Stored records
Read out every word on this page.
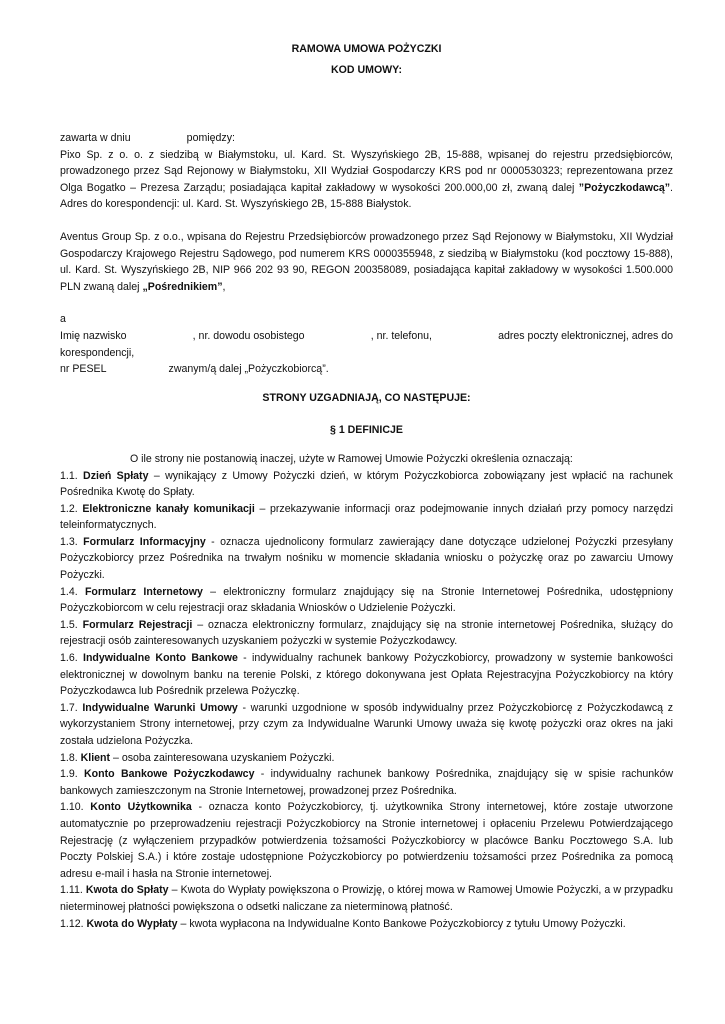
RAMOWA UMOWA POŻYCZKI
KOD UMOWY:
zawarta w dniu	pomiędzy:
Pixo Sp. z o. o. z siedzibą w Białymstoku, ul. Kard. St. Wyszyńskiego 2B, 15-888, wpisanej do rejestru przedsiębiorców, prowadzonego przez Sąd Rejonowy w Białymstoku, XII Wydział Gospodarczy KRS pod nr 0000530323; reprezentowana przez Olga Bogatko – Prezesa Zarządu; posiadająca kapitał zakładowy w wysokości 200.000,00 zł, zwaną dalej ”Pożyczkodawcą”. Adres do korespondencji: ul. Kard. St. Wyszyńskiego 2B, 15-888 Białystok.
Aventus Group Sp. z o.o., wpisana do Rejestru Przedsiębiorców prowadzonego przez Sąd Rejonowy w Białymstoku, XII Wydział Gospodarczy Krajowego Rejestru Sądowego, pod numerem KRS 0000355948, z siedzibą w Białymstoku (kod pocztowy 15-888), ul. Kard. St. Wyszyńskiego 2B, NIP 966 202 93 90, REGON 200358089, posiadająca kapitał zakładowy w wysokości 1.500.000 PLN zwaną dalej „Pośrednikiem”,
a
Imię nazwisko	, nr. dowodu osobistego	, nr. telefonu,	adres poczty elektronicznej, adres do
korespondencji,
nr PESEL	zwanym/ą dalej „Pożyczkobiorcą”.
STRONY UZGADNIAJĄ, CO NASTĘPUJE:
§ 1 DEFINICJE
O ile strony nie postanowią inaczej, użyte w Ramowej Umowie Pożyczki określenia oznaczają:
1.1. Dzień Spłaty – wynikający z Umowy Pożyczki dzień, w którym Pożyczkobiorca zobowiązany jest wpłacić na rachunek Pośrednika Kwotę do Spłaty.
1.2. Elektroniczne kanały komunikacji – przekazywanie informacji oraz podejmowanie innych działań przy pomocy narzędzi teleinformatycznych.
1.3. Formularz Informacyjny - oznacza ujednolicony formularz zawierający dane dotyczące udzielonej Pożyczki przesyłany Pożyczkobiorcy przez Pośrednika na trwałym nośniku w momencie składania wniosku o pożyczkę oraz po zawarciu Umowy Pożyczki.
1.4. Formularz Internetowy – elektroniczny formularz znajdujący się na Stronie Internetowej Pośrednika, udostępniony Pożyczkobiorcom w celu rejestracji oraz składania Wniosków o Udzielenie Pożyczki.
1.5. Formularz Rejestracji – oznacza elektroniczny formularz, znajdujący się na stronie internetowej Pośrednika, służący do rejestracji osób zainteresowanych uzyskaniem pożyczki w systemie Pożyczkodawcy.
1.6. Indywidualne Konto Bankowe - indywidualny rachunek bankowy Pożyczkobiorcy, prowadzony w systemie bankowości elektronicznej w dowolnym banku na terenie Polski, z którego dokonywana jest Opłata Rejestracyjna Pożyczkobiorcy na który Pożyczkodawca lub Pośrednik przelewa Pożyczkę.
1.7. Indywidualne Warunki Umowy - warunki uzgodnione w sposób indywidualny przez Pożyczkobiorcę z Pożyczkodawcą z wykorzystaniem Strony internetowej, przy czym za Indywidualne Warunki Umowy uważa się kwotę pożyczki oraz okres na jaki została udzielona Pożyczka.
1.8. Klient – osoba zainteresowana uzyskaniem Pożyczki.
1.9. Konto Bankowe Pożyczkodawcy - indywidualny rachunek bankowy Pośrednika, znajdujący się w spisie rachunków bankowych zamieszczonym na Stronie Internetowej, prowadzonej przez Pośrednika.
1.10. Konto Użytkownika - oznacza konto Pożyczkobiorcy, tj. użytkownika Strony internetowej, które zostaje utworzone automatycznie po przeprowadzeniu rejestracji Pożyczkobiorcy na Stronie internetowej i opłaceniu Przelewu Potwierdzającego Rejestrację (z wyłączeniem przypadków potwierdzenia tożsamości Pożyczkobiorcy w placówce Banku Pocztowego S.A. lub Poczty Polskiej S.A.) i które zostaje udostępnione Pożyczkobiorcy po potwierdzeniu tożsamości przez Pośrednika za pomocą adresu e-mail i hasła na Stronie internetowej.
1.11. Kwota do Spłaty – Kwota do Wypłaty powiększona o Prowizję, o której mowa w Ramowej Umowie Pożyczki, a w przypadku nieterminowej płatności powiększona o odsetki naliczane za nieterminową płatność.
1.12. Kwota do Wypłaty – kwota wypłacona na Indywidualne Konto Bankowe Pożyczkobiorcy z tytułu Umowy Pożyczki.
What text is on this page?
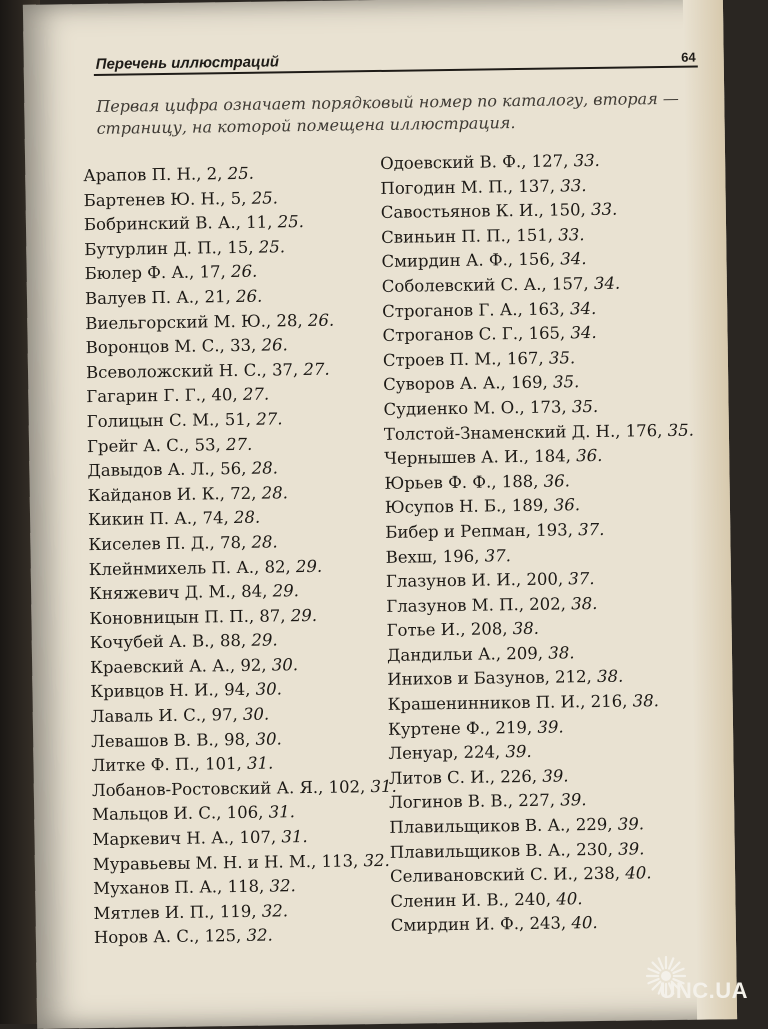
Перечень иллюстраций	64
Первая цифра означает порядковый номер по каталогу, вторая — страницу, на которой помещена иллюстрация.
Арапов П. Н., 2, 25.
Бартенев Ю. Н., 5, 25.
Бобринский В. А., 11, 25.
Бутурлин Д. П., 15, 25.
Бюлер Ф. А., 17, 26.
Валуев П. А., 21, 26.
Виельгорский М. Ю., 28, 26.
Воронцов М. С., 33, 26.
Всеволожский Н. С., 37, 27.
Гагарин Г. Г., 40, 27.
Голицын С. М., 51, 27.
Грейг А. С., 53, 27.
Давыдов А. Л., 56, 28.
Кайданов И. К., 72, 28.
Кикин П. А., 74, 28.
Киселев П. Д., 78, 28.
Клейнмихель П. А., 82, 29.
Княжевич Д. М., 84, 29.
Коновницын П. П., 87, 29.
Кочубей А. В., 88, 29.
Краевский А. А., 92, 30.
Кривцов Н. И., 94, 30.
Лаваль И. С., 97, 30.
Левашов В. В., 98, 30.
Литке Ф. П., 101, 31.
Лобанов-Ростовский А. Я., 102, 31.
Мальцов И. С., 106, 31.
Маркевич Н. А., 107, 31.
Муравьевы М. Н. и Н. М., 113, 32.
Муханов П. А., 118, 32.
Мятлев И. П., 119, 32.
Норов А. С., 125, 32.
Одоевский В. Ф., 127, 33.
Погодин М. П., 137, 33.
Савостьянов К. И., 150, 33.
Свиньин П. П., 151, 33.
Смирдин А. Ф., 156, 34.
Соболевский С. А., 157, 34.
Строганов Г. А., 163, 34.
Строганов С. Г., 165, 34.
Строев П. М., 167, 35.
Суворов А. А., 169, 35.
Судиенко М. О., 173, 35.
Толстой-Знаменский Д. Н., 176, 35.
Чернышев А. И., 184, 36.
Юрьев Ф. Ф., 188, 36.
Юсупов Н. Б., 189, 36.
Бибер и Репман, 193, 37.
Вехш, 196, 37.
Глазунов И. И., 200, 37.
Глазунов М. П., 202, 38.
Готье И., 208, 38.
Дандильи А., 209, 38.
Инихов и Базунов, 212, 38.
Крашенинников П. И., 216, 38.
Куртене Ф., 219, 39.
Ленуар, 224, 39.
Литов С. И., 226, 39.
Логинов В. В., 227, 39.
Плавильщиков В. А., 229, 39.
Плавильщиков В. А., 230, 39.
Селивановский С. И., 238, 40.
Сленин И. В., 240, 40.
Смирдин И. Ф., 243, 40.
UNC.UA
...
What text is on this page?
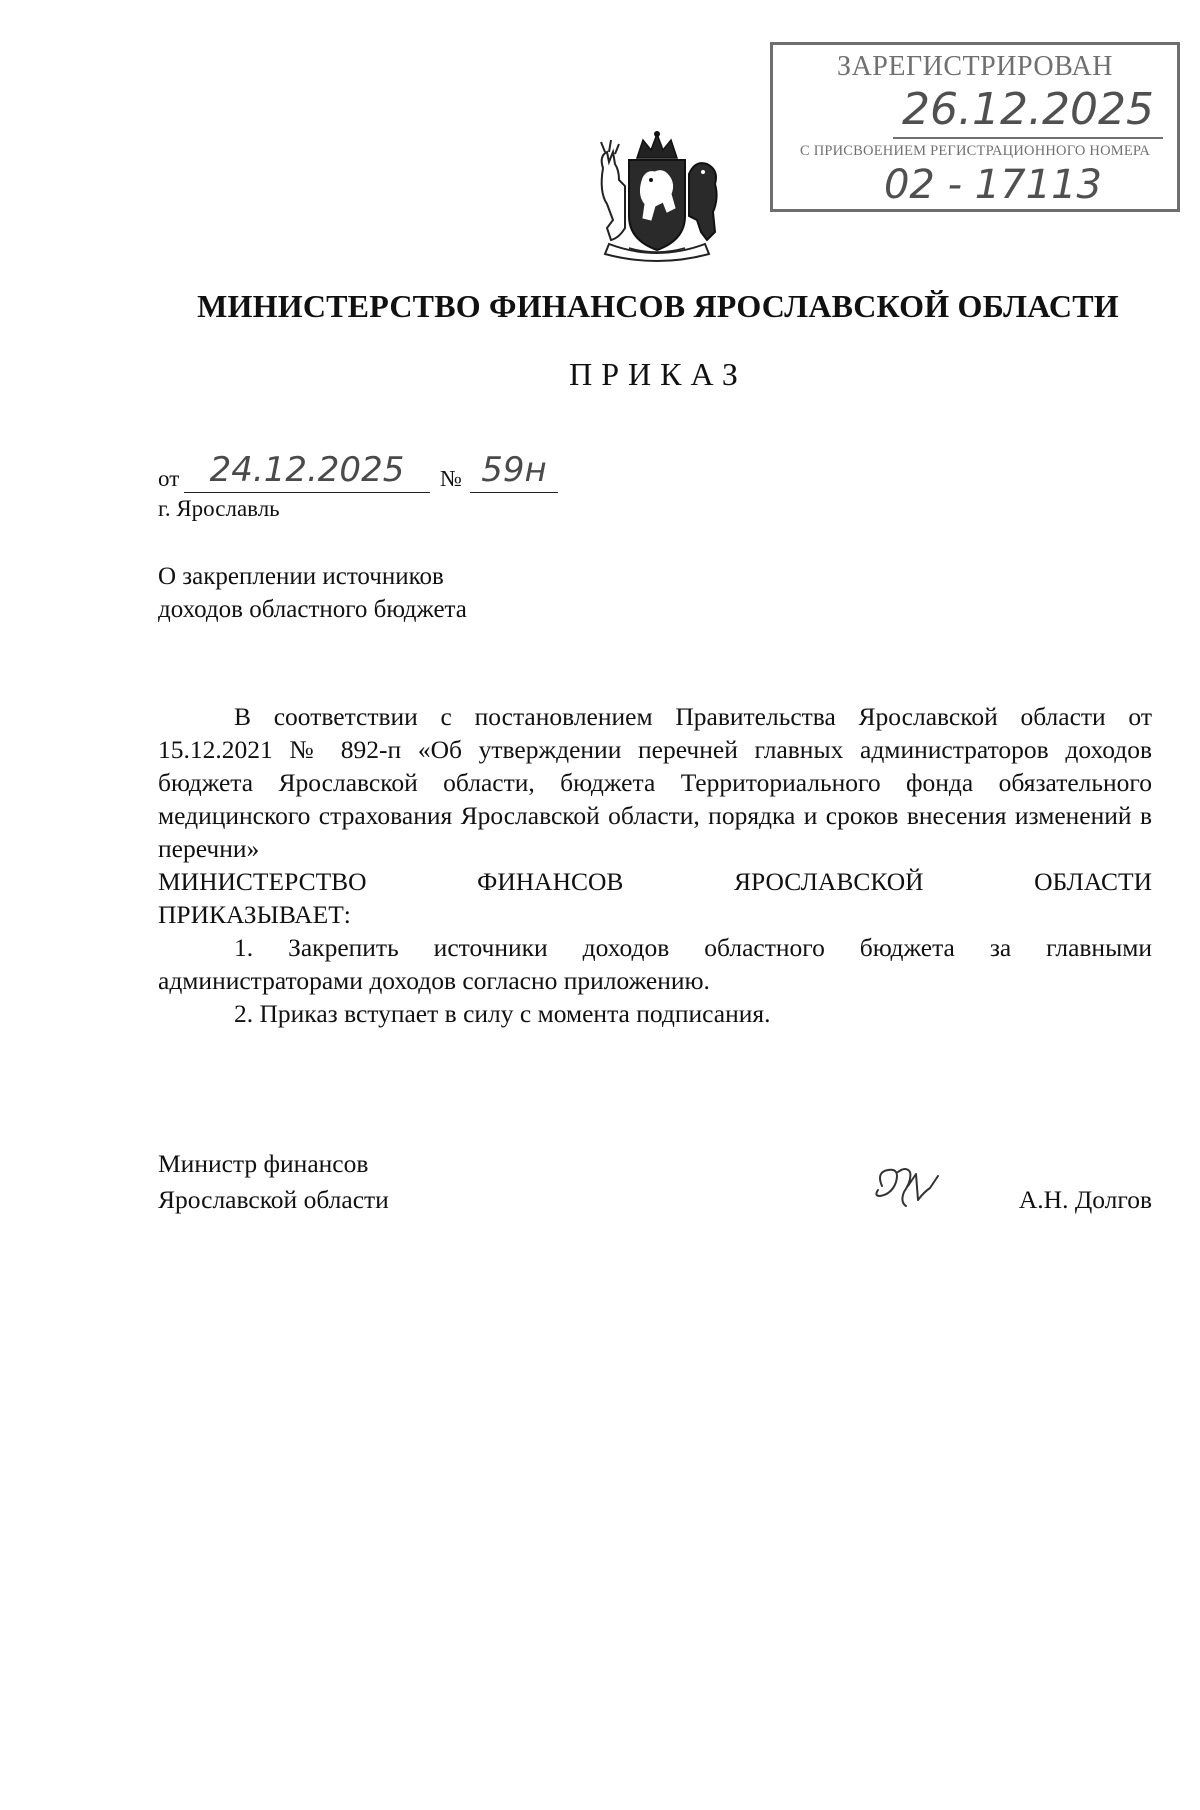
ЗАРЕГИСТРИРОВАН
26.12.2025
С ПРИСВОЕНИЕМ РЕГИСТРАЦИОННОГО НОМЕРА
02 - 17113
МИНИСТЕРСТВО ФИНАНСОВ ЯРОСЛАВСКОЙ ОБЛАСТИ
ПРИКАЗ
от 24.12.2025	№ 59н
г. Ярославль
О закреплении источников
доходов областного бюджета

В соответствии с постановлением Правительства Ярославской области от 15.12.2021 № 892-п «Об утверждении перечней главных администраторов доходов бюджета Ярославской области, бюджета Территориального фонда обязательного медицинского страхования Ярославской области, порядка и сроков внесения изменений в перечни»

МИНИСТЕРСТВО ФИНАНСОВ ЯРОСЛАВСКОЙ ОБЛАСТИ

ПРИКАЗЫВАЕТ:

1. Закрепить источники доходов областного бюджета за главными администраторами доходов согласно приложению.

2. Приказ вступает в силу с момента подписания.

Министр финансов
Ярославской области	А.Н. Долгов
--
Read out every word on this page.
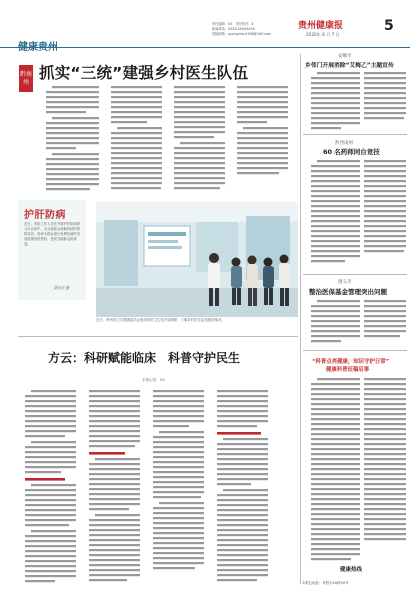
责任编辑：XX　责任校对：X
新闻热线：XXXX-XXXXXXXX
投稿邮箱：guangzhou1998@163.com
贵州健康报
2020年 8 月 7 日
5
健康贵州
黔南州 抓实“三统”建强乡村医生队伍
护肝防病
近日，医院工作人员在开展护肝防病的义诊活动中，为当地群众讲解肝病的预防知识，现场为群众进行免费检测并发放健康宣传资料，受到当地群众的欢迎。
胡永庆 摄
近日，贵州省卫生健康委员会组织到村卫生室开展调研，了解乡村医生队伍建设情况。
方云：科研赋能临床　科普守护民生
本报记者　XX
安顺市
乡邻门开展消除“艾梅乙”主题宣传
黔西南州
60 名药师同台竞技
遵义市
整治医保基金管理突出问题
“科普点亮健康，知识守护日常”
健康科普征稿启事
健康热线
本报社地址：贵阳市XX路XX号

→ **DIRECTIONS FOR THIS TASK**: Where does the word "rachunek" appear in the listing? List each line that holds it.

→ **EXERCISE SOLUTION**:
1.1. Dzień Spłaty – wynikający z Umowy Pożyczki dzień, w którym Pożyczkobiorca zobowiązany jest wpłacić na rachunek Pośrednika Kwotę do Spłaty.
1.6. Indywidualne Konto Bankowe - indywidualny rachunek bankowy Pożyczkobiorcy, prowadzony w systemie bankowości elektronicznej w dowolnym banku na terenie Polski, z którego dokonywana jest Opłata Rejestracyjna Pożyczkobiorcy na który Pożyczkodawca lub Pośrednik przelewa Pożyczkę.
1.9. Konto Bankowe Pożyczkodawcy - indywidualny rachunek bankowy Pośrednika, znajdujący się w spisie rachunków bankowych zamieszczonym na Stronie Internetowej, prowadzonej przez Pośrednika.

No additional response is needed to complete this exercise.